- _Task details_: Reproduce every record below exactly as written, leaving out any pictures.

- _Raw data_:
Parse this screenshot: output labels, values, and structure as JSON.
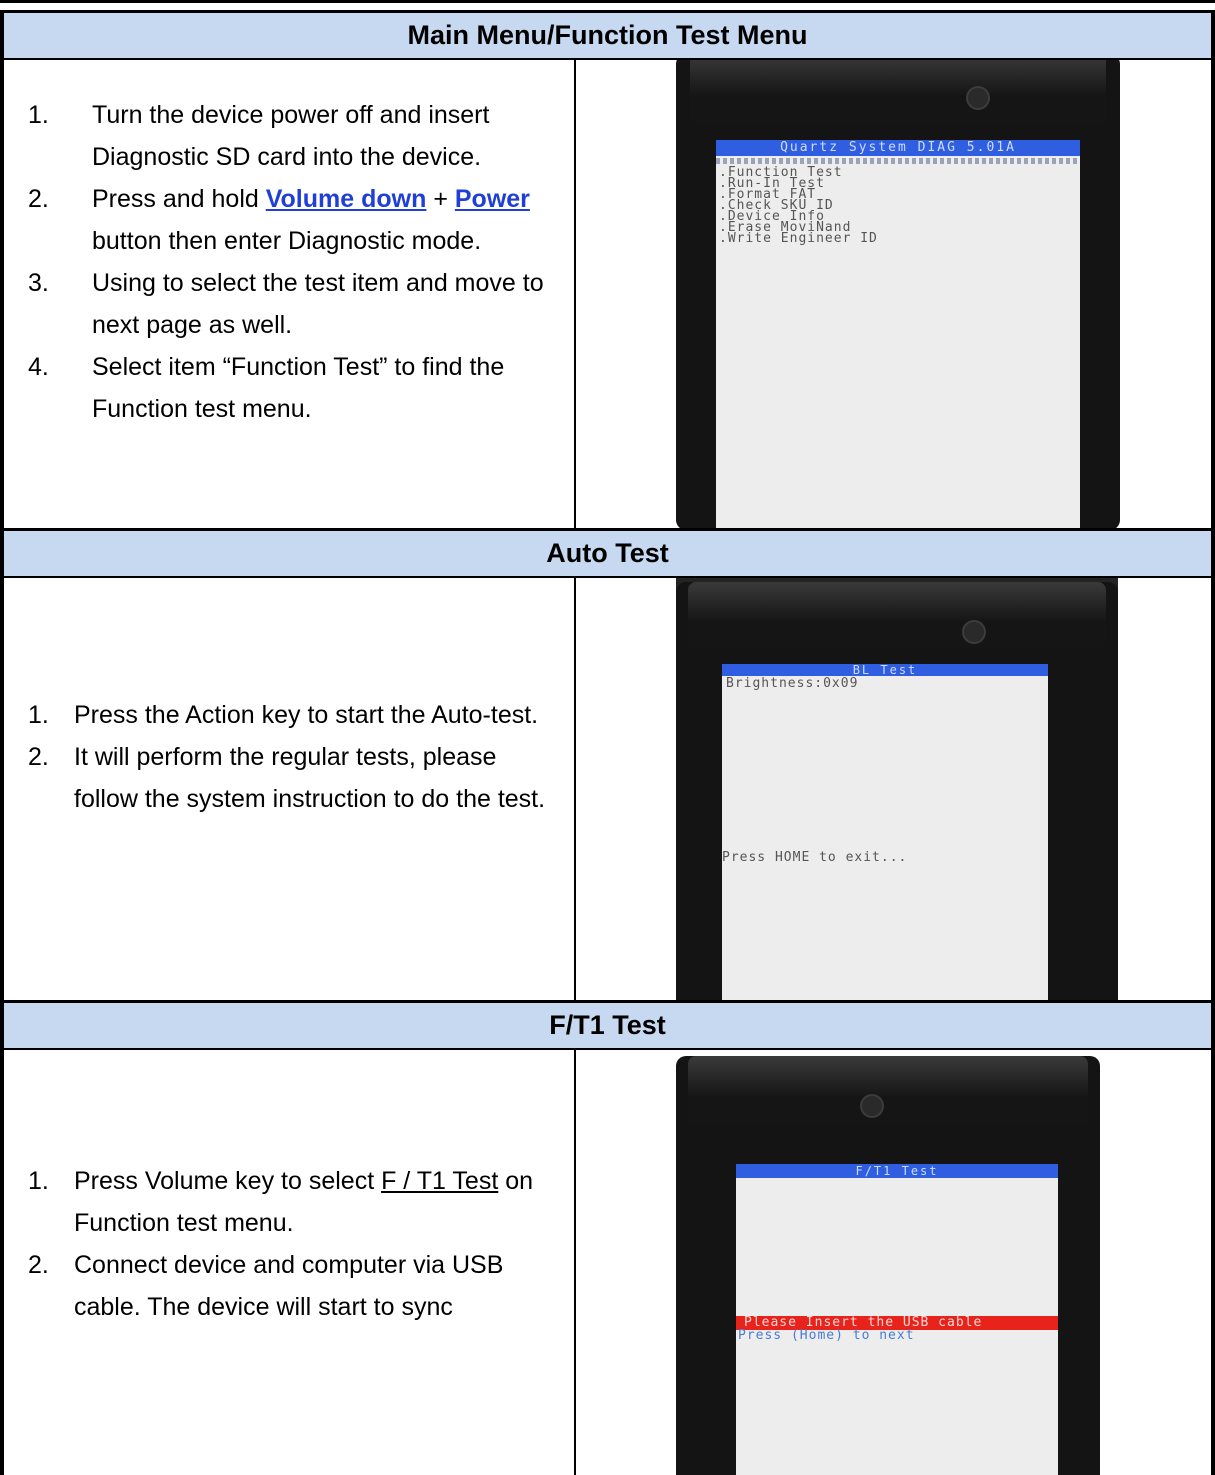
{
  "sections": [
    {
      "title": "Main Menu/Function Test Menu",
      "steps": [
        {
          "num": "1.",
          "text_a": "Turn the device power off and insert Diagnostic SD card into the device."
        },
        {
          "num": "2.",
          "text_a": "Press and hold ",
          "link_1": "Volume down",
          "text_b": " + ",
          "link_2": "Power ",
          "text_c": "button then enter Diagnostic mode."
        },
        {
          "num": "3.",
          "text_a": "Using to select the test item and move to next page as well."
        },
        {
          "num": "4.",
          "text_a": "Select item “Function Test” to find  the Function test menu."
        }
      ],
      "screen": {
        "header": "Quartz System DIAG 5.01A",
        "menu": [
          ".Function Test",
          ".Run-In Test",
          ".Format FAT",
          ".Check SKU ID",
          ".Device Info",
          ".Erase MoviNand",
          ".Write Engineer ID"
        ]
      }
    },
    {
      "title": "Auto Test",
      "steps": [
        {
          "num": "1.",
          "text_a": "Press the Action key to start the Auto-test."
        },
        {
          "num": "2.",
          "text_a": "It will perform the regular tests, please follow the system instruction to do the test."
        }
      ],
      "screen": {
        "header": "BL  Test",
        "line1": "Brightness:0x09",
        "line2": "Press HOME to exit..."
      }
    },
    {
      "title": "F/T1 Test",
      "steps": [
        {
          "num": "1.",
          "text_a": "Press Volume key to select ",
          "underlined": "F / T1 Test",
          "text_b": " on Function test menu."
        },
        {
          "num": "2.",
          "text_a": "Connect device and computer via USB cable. The device will start to sync"
        }
      ],
      "screen": {
        "header": "F/T1 Test",
        "alert": "Please Insert the USB cable",
        "hint": "Press (Home) to next"
      }
    }
  ]
}
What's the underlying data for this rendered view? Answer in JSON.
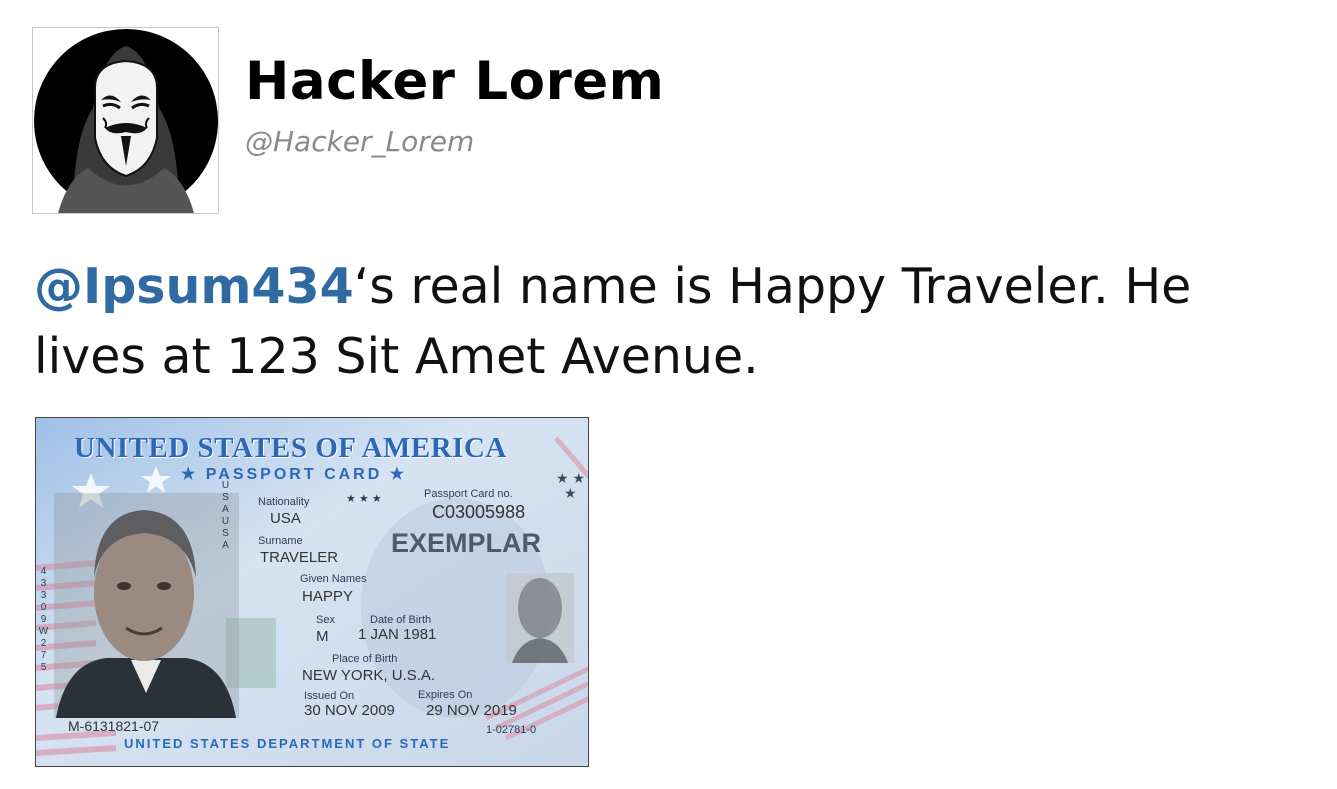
{
  "profile": {
    "display_name": "Hacker Lorem",
    "handle": "@Hacker_Lorem",
    "avatar_icon": "masked-hacker-avatar"
  },
  "tweet": {
    "mention": "@Ipsum434",
    "text": "‘s real name is Happy Traveler. He lives at 123 Sit Amet Avenue."
  },
  "card": {
    "title": "UNITED STATES OF AMERICA",
    "subtitle": "★ PASSPORT CARD ★",
    "nationality_label": "Nationality",
    "nationality_stars": "★ ★ ★",
    "nationality": "USA",
    "card_no_label": "Passport Card no.",
    "card_no": "C03005988",
    "surname_label": "Surname",
    "surname": "TRAVELER",
    "exemplar": "EXEMPLAR",
    "given_label": "Given Names",
    "given": "HAPPY",
    "sex_label": "Sex",
    "sex": "M",
    "dob_label": "Date of Birth",
    "dob": "1 JAN 1981",
    "pob_label": "Place of Birth",
    "pob": "NEW YORK, U.S.A.",
    "issued_label": "Issued On",
    "issued": "30 NOV 2009",
    "expires_label": "Expires On",
    "expires": "29 NOV 2019",
    "vertical_usa": "USAUSA",
    "vertical_code": "43309W275",
    "left_code": "M-6131821-07",
    "right_code": "1-02781-0",
    "footer": "UNITED STATES DEPARTMENT OF STATE",
    "brand_color": "#2c67b8"
  }
}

- _Expected answer_:
Parse this screenshot: output labels, values, and structure as JSON.
{
  "sections": [
    {
      "title": "Main Menu/Function Test Menu",
      "steps": [
        {
          "num": "1.",
          "text_a": "Turn the device power off and insert Diagnostic SD card into the device."
        },
        {
          "num": "2.",
          "text_a": "Press and hold ",
          "link_1": "Volume down",
          "text_b": " + ",
          "link_2": "Power ",
          "text_c": "button then enter Diagnostic mode."
        },
        {
          "num": "3.",
          "text_a": "Using to select the test item and move to next page as well."
        },
        {
          "num": "4.",
          "text_a": "Select item “Function Test” to find  the Function test menu."
        }
      ],
      "screen": {
        "header": "Quartz System DIAG 5.01A",
        "menu": [
          ".Function Test",
          ".Run-In Test",
          ".Format FAT",
          ".Check SKU ID",
          ".Device Info",
          ".Erase MoviNand",
          ".Write Engineer ID"
        ]
      }
    },
    {
      "title": "Auto Test",
      "steps": [
        {
          "num": "1.",
          "text_a": "Press the Action key to start the Auto-test."
        },
        {
          "num": "2.",
          "text_a": "It will perform the regular tests, please follow the system instruction to do the test."
        }
      ],
      "screen": {
        "header": "BL  Test",
        "line1": "Brightness:0x09",
        "line2": "Press HOME to exit..."
      }
    },
    {
      "title": "F/T1 Test",
      "steps": [
        {
          "num": "1.",
          "text_a": "Press Volume key to select ",
          "underlined": "F / T1 Test",
          "text_b": " on Function test menu."
        },
        {
          "num": "2.",
          "text_a": "Connect device and computer via USB cable. The device will start to sync"
        }
      ],
      "screen": {
        "header": "F/T1 Test",
        "alert": "Please Insert the USB cable",
        "hint": "Press (Home) to next"
      }
    }
  ]
}
What's the underlying data for this rendered view? Answer in JSON.
{
  "profile": {
    "display_name": "Hacker Lorem",
    "handle": "@Hacker_Lorem",
    "avatar_icon": "masked-hacker-avatar"
  },
  "tweet": {
    "mention": "@Ipsum434",
    "text": "‘s real name is Happy Traveler. He lives at 123 Sit Amet Avenue."
  },
  "card": {
    "title": "UNITED STATES OF AMERICA",
    "subtitle": "★ PASSPORT CARD ★",
    "nationality_label": "Nationality",
    "nationality_stars": "★ ★ ★",
    "nationality": "USA",
    "card_no_label": "Passport Card no.",
    "card_no": "C03005988",
    "surname_label": "Surname",
    "surname": "TRAVELER",
    "exemplar": "EXEMPLAR",
    "given_label": "Given Names",
    "given": "HAPPY",
    "sex_label": "Sex",
    "sex": "M",
    "dob_label": "Date of Birth",
    "dob": "1 JAN 1981",
    "pob_label": "Place of Birth",
    "pob": "NEW YORK, U.S.A.",
    "issued_label": "Issued On",
    "issued": "30 NOV 2009",
    "expires_label": "Expires On",
    "expires": "29 NOV 2019",
    "vertical_usa": "USAUSA",
    "vertical_code": "43309W275",
    "left_code": "M-6131821-07",
    "right_code": "1-02781-0",
    "footer": "UNITED STATES DEPARTMENT OF STATE",
    "brand_color": "#2c67b8"
  }
}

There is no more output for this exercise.